### Your objective
Pull out every line in the items below that contains the string "gateway".

### Records supplied
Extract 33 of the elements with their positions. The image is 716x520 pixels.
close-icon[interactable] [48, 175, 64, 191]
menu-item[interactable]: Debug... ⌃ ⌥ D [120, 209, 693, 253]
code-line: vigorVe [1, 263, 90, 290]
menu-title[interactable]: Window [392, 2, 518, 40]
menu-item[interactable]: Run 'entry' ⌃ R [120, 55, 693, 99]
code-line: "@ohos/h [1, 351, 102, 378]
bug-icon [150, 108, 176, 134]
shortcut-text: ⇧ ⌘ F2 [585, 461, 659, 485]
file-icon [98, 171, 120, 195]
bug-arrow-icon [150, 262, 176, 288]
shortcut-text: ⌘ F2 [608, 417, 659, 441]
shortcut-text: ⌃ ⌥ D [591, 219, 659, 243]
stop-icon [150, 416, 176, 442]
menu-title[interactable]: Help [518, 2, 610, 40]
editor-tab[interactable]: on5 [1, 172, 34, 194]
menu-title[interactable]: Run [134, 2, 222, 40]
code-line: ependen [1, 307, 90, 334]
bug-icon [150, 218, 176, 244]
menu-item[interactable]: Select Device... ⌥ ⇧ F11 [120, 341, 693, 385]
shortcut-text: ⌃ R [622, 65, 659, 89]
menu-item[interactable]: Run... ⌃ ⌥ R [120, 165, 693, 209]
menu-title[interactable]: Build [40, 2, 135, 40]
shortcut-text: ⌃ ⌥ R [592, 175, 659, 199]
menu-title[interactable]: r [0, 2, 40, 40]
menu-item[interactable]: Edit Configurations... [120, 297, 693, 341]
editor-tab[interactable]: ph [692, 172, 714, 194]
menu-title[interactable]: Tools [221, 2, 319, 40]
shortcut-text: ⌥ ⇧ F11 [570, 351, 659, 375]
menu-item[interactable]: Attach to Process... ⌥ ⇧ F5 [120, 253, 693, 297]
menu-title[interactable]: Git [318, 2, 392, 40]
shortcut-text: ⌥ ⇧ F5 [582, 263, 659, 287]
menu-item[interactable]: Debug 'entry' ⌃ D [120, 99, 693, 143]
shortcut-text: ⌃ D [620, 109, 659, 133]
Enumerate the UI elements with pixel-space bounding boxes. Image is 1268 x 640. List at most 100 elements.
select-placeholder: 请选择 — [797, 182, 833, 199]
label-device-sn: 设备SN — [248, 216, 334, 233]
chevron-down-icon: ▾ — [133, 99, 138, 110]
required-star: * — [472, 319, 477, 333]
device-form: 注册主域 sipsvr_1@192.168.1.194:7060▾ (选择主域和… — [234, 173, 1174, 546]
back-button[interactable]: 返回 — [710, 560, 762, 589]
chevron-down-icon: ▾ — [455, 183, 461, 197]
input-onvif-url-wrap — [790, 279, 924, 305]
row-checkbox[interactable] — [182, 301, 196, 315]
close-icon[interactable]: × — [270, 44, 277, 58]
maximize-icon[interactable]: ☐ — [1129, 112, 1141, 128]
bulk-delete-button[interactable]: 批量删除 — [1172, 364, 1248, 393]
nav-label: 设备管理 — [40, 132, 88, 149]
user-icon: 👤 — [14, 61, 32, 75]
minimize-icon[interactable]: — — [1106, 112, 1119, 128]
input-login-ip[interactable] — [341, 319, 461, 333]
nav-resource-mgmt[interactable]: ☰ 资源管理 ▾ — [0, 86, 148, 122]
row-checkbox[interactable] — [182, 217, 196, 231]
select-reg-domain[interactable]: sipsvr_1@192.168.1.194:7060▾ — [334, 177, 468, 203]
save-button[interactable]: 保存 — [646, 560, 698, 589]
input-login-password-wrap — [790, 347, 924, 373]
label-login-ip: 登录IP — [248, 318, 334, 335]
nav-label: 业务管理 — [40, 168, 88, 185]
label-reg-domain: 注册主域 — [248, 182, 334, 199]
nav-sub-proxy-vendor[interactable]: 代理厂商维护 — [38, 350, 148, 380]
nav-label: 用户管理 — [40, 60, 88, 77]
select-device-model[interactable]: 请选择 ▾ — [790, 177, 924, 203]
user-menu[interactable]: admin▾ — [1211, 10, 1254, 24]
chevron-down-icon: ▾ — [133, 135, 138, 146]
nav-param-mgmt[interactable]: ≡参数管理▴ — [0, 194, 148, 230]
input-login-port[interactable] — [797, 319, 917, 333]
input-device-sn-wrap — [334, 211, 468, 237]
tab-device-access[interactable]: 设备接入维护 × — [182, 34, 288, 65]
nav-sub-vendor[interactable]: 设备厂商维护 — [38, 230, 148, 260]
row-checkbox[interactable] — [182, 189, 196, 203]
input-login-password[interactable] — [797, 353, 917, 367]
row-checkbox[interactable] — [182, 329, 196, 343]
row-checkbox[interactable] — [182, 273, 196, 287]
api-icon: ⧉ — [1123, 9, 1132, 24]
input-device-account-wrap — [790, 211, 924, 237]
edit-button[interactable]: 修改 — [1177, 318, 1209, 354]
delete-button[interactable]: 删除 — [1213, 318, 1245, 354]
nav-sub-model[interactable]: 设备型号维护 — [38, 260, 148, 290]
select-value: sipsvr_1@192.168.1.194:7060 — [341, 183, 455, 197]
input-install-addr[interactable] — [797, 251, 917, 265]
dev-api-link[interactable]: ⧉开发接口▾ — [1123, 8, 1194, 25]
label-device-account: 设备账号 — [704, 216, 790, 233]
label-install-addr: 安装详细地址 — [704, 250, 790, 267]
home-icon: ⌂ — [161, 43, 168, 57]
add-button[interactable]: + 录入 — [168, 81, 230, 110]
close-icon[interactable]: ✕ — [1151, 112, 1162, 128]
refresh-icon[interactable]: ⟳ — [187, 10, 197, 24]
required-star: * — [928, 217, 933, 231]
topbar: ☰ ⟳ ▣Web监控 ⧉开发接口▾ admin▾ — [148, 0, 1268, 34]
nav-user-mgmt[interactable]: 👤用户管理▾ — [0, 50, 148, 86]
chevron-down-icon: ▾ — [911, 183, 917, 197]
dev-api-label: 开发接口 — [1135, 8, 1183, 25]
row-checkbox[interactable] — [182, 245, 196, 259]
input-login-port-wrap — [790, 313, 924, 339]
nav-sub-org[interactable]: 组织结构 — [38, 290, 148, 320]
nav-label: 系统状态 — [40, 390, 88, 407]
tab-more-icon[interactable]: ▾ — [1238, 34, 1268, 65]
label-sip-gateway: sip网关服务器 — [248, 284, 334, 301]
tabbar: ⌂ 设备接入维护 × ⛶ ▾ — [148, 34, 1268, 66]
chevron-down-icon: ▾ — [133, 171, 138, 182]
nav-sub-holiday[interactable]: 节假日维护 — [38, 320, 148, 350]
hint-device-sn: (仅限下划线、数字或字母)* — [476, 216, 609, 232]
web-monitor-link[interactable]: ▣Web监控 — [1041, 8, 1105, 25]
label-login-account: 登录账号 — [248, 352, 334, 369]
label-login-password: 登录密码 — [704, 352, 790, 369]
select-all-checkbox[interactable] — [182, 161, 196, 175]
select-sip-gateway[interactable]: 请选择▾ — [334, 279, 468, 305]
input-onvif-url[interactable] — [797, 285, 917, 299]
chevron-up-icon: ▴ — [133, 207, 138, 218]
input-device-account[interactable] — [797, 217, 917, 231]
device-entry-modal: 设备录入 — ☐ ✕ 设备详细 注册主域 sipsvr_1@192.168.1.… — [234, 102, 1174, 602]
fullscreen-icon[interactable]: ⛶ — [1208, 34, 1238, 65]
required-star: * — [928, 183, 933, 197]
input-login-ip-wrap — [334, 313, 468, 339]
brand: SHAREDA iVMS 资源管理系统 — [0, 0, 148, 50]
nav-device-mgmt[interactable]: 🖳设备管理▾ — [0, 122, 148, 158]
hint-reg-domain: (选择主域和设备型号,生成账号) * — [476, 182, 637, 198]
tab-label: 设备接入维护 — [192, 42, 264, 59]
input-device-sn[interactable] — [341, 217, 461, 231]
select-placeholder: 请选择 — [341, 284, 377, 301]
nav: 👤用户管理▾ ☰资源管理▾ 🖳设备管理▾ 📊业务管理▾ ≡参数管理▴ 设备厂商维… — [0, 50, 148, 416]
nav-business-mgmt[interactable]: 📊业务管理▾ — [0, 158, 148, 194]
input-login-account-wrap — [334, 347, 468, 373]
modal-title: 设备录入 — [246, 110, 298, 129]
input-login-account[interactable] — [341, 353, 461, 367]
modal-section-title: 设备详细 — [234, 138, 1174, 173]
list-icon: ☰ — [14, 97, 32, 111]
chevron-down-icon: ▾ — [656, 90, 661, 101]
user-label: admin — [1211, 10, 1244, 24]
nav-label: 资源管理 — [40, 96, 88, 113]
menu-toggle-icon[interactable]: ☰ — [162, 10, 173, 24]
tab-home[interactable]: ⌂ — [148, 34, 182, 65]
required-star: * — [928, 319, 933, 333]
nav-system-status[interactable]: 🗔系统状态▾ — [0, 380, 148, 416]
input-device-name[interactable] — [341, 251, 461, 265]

### Final result
label-sip-gateway: sip网关服务器 — [248, 284, 334, 301]
select-sip-gateway[interactable]: 请选择▾ — [334, 279, 468, 305]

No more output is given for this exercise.